**TASK REQUIREMENTS:**
**a)** According to the clean air consultation text, who released the Clean Air for NSW Consultation Paper?
**b)** In the records, reproduce the lines from the line with "title-block: 2O15 企业社会责任报告书" to the line with "building-slab-a bbox=[200, 302, 256, 414]".

**TEXT PASSAGE:**
+===+

Clean Air for NSW consultation paper

In October the NSW Environment Minister Mark Speakman released the Clean Air for NSW Consultation Paper  encouraging everyone to have their say on how we can improve air quality in NSW over the next 10-years.

 

The consultation paper is a culmination of the EPA’s work over the past six months and puts forward a plan for how we can all work together to improve air quality across the state.

Some priority actions identified in the paper include:

  • A review of air quality monitoring networks to improve understanding of pollution issues.
  • Improved forecasting and advice during hazard reduction burning.
  • Hosting a Clean Air Summit in Sydney in six months to allow stakeholders the opportunity to provide direct feedback on Clean Air for NSW.

EPA Chair and CEO Barry Buffier said research is showing that there are real health and economic benefits from reducing exposure to particle pollution across large populations.

“NSW has some of the toughest standards for fine particle pollution in the world and, while our air quality currently rates well, there are emerging pressures such as population growth and developments in infrastructure and transport projects that are going to impact on our air quality in the future.”

+===+

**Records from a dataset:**
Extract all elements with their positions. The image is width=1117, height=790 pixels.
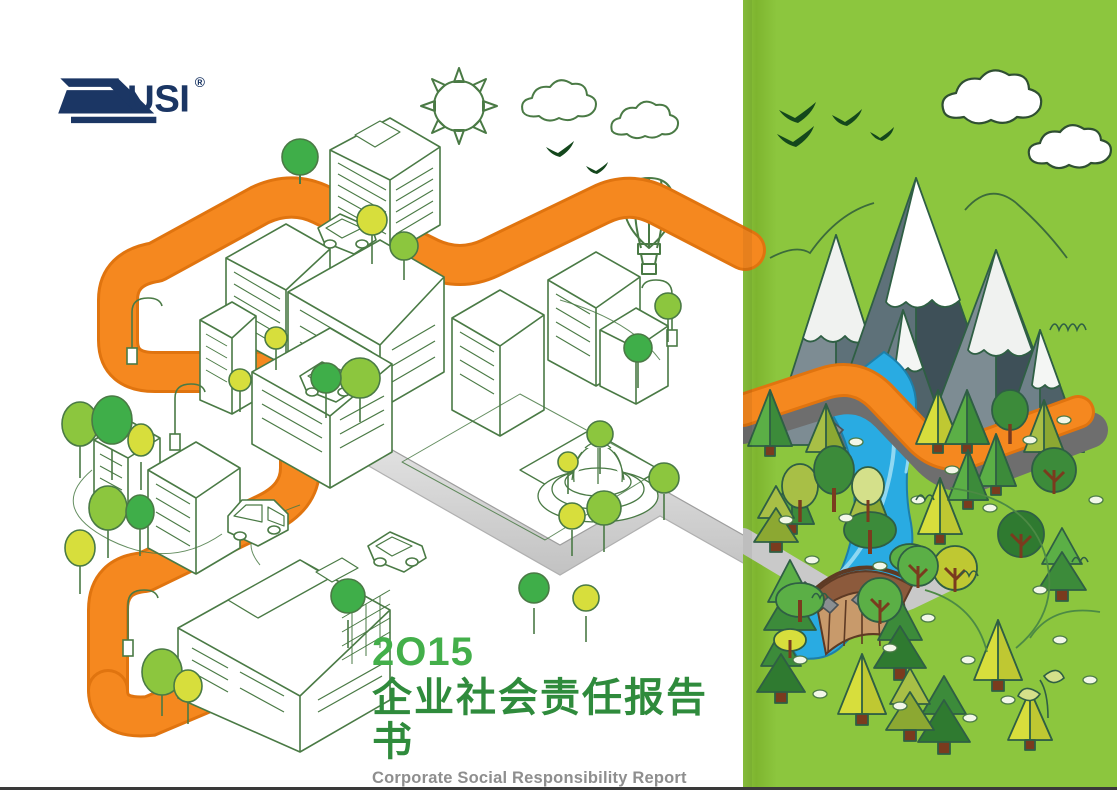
title-block: 2O15 企业社会责任报告书 Corporate Social Responsi… bbox=[372, 632, 712, 787]
usi-logo-text: USI ® bbox=[127, 74, 205, 121]
report-title-chinese: 企业社会责任报告书 bbox=[372, 676, 712, 764]
cover-artwork: USI ® 2O15 企业社会责任报告书 Corporate Social Re… bbox=[0, 0, 1117, 787]
usi-logo: USI ® bbox=[55, 62, 215, 132]
building-tower-c bbox=[452, 290, 544, 436]
svg-text:USI: USI bbox=[127, 77, 189, 120]
building-slab-a bbox=[200, 302, 256, 414]
report-title-english: Corporate Social Responsibility Report bbox=[372, 770, 712, 787]
svg-text:®: ® bbox=[195, 74, 205, 90]
building-small-b bbox=[148, 442, 240, 574]
report-year: 2O15 bbox=[372, 632, 712, 672]
report-cover-page: USI ® 2O15 企业社会责任报告书 Corporate Social Re… bbox=[0, 0, 1117, 790]
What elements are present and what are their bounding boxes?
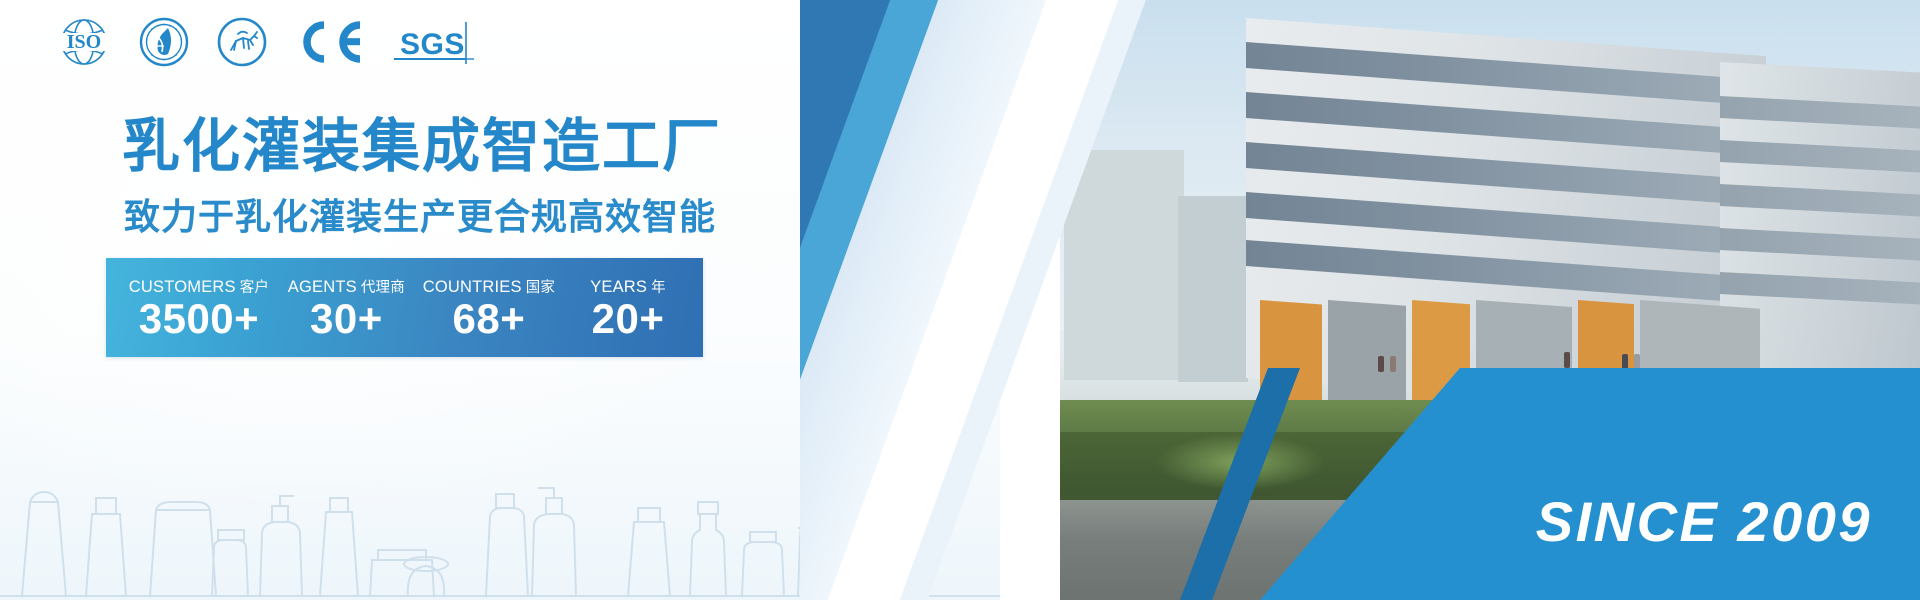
stat-label-en-countries: COUNTRIES (423, 278, 522, 296)
hero-photo-pane: SINCE 2009 (800, 0, 1920, 600)
stat-label-en-customers: CUSTOMERS (129, 278, 236, 296)
stat-value-countries: 68+ (411, 298, 567, 341)
sgs-logo-label: SGS (400, 28, 465, 61)
pedestrian (1378, 356, 1384, 372)
background-building-left (1064, 150, 1184, 380)
stat-label-customers: CUSTOMERS客户 (116, 276, 282, 297)
page-subtitle: 致力于乳化灌装生产更合规高效智能 (124, 196, 844, 237)
certification-logo-strip: ISO (56, 14, 478, 70)
pedestrian (1390, 356, 1396, 372)
sgs-logo-icon: SGS (392, 16, 478, 68)
page-title: 乳化灌装集成智造工厂 (122, 116, 842, 177)
stat-value-years: 20+ (567, 298, 689, 341)
since-ribbon-label: SINCE 2009 (1536, 489, 1872, 554)
cnas-logo-icon (138, 16, 190, 68)
stat-label-agents: AGENTS代理商 (282, 276, 411, 297)
iso-logo-icon: ISO (56, 16, 112, 68)
stat-label-en-agents: AGENTS (288, 278, 357, 296)
background-building-left2 (1178, 196, 1248, 382)
ce-logo-icon (294, 17, 366, 67)
stat-label-cn-years: 年 (651, 280, 666, 296)
hero-banner: ISO (0, 0, 1920, 600)
stat-label-countries: COUNTRIES国家 (411, 276, 567, 297)
ground-floor-panel (1328, 300, 1406, 406)
stat-label-en-years: YEARS (590, 278, 647, 296)
statistics-values-row: 3500+ 30+ 68+ 20+ (106, 298, 703, 341)
stat-value-agents: 30+ (282, 298, 411, 341)
statistics-panel: CUSTOMERS客户 AGENTS代理商 COUNTRIES国家 YEARS年… (106, 258, 703, 357)
pedestrian (1622, 354, 1628, 370)
statistics-labels-row: CUSTOMERS客户 AGENTS代理商 COUNTRIES国家 YEARS年 (106, 276, 703, 297)
stat-label-cn-customers: 客户 (240, 280, 269, 296)
pedestrian (1564, 352, 1570, 368)
stat-label-cn-agents: 代理商 (361, 280, 405, 296)
stat-value-customers: 3500+ (116, 298, 282, 341)
stat-label-years: YEARS年 (567, 276, 689, 297)
stat-label-cn-countries: 国家 (526, 280, 555, 296)
pedestrian (1634, 354, 1640, 370)
deer-logo-icon (216, 16, 268, 68)
iso-logo-label: ISO (67, 31, 101, 53)
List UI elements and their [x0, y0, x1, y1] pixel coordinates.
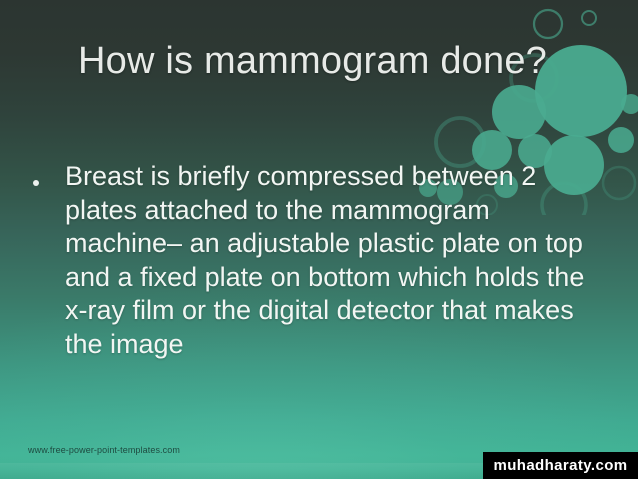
- template-watermark: www.free-power-point-templates.com: [28, 445, 180, 455]
- content-bullet-list: Breast is briefly compressed between 2 p…: [33, 160, 603, 361]
- bullet-marker: [33, 160, 65, 192]
- brand-banner: muhadharaty.com: [483, 452, 638, 479]
- slide-title: How is mammogram done?: [78, 38, 547, 84]
- brand-label: muhadharaty.com: [493, 457, 627, 474]
- bullet-item-text: Breast is briefly compressed between 2 p…: [65, 160, 603, 361]
- presentation-slide: How is mammogram done? Breast is briefly…: [0, 0, 638, 479]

+===+

**THE SOLUTIONS:**
**a)** NSW Environment Minister Mark Speakman released it.

**b)**
title-block: 2O15 企业社会责任报告书 Corporate Social Responsi… bbox=[372, 632, 712, 787]
usi-logo-text: USI ® bbox=[127, 74, 205, 121]
report-title-chinese: 企业社会责任报告书 bbox=[372, 676, 712, 764]
cover-artwork: USI ® 2O15 企业社会责任报告书 Corporate Social Re… bbox=[0, 0, 1117, 787]
usi-logo: USI ® bbox=[55, 62, 215, 132]
building-tower-c bbox=[452, 290, 544, 436]
svg-text:USI: USI bbox=[127, 77, 189, 120]
building-slab-a bbox=[200, 302, 256, 414]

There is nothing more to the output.